## YOUR TASK
Copy every line of the material below verbatim, keeping each entry's order, text, and coordinates unchanged.

═══ AVAILABLE DATA ═══

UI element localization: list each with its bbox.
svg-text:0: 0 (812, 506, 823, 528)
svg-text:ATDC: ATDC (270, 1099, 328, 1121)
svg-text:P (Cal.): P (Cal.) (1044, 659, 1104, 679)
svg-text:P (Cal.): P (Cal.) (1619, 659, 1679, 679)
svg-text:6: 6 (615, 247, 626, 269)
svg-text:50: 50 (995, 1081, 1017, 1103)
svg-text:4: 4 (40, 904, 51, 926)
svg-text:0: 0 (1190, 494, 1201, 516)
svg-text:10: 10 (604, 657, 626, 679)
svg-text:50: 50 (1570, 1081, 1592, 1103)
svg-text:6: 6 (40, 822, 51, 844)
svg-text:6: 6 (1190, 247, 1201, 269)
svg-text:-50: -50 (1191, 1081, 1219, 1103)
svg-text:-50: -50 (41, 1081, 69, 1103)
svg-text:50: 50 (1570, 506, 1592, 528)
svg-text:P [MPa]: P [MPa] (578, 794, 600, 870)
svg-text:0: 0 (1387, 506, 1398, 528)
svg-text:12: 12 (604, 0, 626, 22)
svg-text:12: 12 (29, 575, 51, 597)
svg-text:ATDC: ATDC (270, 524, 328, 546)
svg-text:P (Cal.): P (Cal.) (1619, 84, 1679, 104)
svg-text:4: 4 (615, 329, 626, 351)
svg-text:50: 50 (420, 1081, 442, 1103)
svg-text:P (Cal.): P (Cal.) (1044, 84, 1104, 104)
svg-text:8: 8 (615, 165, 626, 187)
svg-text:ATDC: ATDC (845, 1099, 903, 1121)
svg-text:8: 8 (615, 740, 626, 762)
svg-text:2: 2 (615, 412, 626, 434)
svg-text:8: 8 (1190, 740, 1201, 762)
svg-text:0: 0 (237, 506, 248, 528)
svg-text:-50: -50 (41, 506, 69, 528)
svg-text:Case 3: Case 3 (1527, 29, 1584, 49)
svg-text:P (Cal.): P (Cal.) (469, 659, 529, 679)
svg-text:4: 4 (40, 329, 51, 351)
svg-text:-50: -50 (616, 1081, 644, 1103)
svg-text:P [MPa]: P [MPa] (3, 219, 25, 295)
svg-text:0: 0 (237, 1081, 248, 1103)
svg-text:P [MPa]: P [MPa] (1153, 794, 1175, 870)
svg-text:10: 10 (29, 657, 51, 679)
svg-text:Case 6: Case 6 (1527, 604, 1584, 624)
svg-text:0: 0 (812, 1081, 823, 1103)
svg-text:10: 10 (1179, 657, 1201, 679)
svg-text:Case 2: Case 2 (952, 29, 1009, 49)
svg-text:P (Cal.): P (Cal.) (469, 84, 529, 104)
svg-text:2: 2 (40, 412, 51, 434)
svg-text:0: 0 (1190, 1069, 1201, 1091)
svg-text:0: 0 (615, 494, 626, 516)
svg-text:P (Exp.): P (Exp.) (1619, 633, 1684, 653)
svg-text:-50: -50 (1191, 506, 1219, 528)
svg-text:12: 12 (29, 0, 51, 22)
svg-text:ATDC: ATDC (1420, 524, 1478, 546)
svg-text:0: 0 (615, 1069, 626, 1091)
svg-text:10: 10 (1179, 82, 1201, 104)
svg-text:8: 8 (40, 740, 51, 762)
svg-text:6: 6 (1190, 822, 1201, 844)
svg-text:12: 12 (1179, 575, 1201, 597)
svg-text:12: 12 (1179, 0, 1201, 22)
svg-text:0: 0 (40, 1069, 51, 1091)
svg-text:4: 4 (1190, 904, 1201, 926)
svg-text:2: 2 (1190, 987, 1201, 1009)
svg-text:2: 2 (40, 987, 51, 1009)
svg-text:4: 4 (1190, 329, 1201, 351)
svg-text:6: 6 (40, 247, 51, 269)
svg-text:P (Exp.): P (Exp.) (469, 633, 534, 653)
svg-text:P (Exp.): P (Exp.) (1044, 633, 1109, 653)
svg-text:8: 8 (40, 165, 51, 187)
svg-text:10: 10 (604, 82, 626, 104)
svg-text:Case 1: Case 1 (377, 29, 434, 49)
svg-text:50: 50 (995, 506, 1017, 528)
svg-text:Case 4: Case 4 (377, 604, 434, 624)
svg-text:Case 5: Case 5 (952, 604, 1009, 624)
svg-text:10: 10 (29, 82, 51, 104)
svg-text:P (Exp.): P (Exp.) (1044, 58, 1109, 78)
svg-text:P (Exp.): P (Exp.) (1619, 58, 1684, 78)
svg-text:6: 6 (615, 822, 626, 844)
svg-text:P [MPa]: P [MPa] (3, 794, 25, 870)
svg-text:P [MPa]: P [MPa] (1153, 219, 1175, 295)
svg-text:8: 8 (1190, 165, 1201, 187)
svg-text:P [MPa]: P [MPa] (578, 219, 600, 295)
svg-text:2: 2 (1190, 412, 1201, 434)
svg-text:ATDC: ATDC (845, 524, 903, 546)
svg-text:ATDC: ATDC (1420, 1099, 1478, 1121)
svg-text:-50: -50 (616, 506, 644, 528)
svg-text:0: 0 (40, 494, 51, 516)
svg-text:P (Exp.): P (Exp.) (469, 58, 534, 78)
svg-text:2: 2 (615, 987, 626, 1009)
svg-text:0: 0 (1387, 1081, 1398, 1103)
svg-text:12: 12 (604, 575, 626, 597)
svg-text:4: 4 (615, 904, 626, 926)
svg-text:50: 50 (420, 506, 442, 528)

═══

## ANSWER FOR THIS EXERCISE
UI element localization: list each with its bbox.
svg-text:0: 0 (812, 506, 823, 528)
svg-text:ATDC: ATDC (270, 1099, 328, 1121)
svg-text:P (Cal.): P (Cal.) (1044, 659, 1104, 679)
svg-text:P (Cal.): P (Cal.) (1619, 659, 1679, 679)
svg-text:6: 6 (615, 247, 626, 269)
svg-text:50: 50 (995, 1081, 1017, 1103)
svg-text:4: 4 (40, 904, 51, 926)
svg-text:0: 0 (1190, 494, 1201, 516)
svg-text:10: 10 (604, 657, 626, 679)
svg-text:50: 50 (1570, 1081, 1592, 1103)
svg-text:6: 6 (40, 822, 51, 844)
svg-text:6: 6 (1190, 247, 1201, 269)
svg-text:-50: -50 (1191, 1081, 1219, 1103)
svg-text:-50: -50 (41, 1081, 69, 1103)
svg-text:50: 50 (1570, 506, 1592, 528)
svg-text:P [MPa]: P [MPa] (578, 794, 600, 870)
svg-text:0: 0 (1387, 506, 1398, 528)
svg-text:12: 12 (604, 0, 626, 22)
svg-text:12: 12 (29, 575, 51, 597)
svg-text:ATDC: ATDC (270, 524, 328, 546)
svg-text:P (Cal.): P (Cal.) (1619, 84, 1679, 104)
svg-text:4: 4 (615, 329, 626, 351)
svg-text:50: 50 (420, 1081, 442, 1103)
svg-text:P (Cal.): P (Cal.) (1044, 84, 1104, 104)
svg-text:8: 8 (615, 165, 626, 187)
svg-text:ATDC: ATDC (845, 1099, 903, 1121)
svg-text:8: 8 (615, 740, 626, 762)
svg-text:2: 2 (615, 412, 626, 434)
svg-text:8: 8 (1190, 740, 1201, 762)
svg-text:0: 0 (237, 506, 248, 528)
svg-text:-50: -50 (41, 506, 69, 528)
svg-text:Case 3: Case 3 (1527, 29, 1584, 49)
svg-text:P (Cal.): P (Cal.) (469, 659, 529, 679)
svg-text:4: 4 (40, 329, 51, 351)
svg-text:-50: -50 (616, 1081, 644, 1103)
svg-text:P [MPa]: P [MPa] (3, 219, 25, 295)
svg-text:0: 0 (237, 1081, 248, 1103)
svg-text:P [MPa]: P [MPa] (1153, 794, 1175, 870)
svg-text:10: 10 (29, 657, 51, 679)
svg-text:Case 6: Case 6 (1527, 604, 1584, 624)
svg-text:0: 0 (812, 1081, 823, 1103)
svg-text:10: 10 (1179, 657, 1201, 679)
svg-text:Case 2: Case 2 (952, 29, 1009, 49)
svg-text:P (Cal.): P (Cal.) (469, 84, 529, 104)
svg-text:2: 2 (40, 412, 51, 434)
svg-text:0: 0 (1190, 1069, 1201, 1091)
svg-text:0: 0 (615, 494, 626, 516)
svg-text:P (Exp.): P (Exp.) (1619, 633, 1684, 653)
svg-text:-50: -50 (1191, 506, 1219, 528)
svg-text:12: 12 (29, 0, 51, 22)
svg-text:ATDC: ATDC (1420, 524, 1478, 546)
svg-text:0: 0 (615, 1069, 626, 1091)
svg-text:10: 10 (1179, 82, 1201, 104)
svg-text:8: 8 (40, 740, 51, 762)
svg-text:6: 6 (1190, 822, 1201, 844)
svg-text:12: 12 (1179, 575, 1201, 597)
svg-text:12: 12 (1179, 0, 1201, 22)
svg-text:0: 0 (40, 1069, 51, 1091)
svg-text:4: 4 (1190, 904, 1201, 926)
svg-text:2: 2 (1190, 987, 1201, 1009)
svg-text:2: 2 (40, 987, 51, 1009)
svg-text:4: 4 (1190, 329, 1201, 351)
svg-text:6: 6 (40, 247, 51, 269)
svg-text:P (Exp.): P (Exp.) (469, 633, 534, 653)
svg-text:P (Exp.): P (Exp.) (1044, 633, 1109, 653)
svg-text:8: 8 (40, 165, 51, 187)
svg-text:10: 10 (604, 82, 626, 104)
svg-text:Case 1: Case 1 (377, 29, 434, 49)
svg-text:50: 50 (995, 506, 1017, 528)
svg-text:Case 4: Case 4 (377, 604, 434, 624)
svg-text:Case 5: Case 5 (952, 604, 1009, 624)
svg-text:10: 10 (29, 82, 51, 104)
svg-text:P (Exp.): P (Exp.) (1044, 58, 1109, 78)
svg-text:P (Exp.): P (Exp.) (1619, 58, 1684, 78)
svg-text:6: 6 (615, 822, 626, 844)
svg-text:P [MPa]: P [MPa] (3, 794, 25, 870)
svg-text:P [MPa]: P [MPa] (1153, 219, 1175, 295)
svg-text:8: 8 (1190, 165, 1201, 187)
svg-text:P [MPa]: P [MPa] (578, 219, 600, 295)
svg-text:2: 2 (1190, 412, 1201, 434)
svg-text:ATDC: ATDC (845, 524, 903, 546)
svg-text:ATDC: ATDC (1420, 1099, 1478, 1121)
svg-text:-50: -50 (616, 506, 644, 528)
svg-text:0: 0 (40, 494, 51, 516)
svg-text:P (Exp.): P (Exp.) (469, 58, 534, 78)
svg-text:2: 2 (615, 987, 626, 1009)
svg-text:0: 0 (1387, 1081, 1398, 1103)
svg-text:12: 12 (604, 575, 626, 597)
svg-text:4: 4 (615, 904, 626, 926)
svg-text:50: 50 (420, 506, 442, 528)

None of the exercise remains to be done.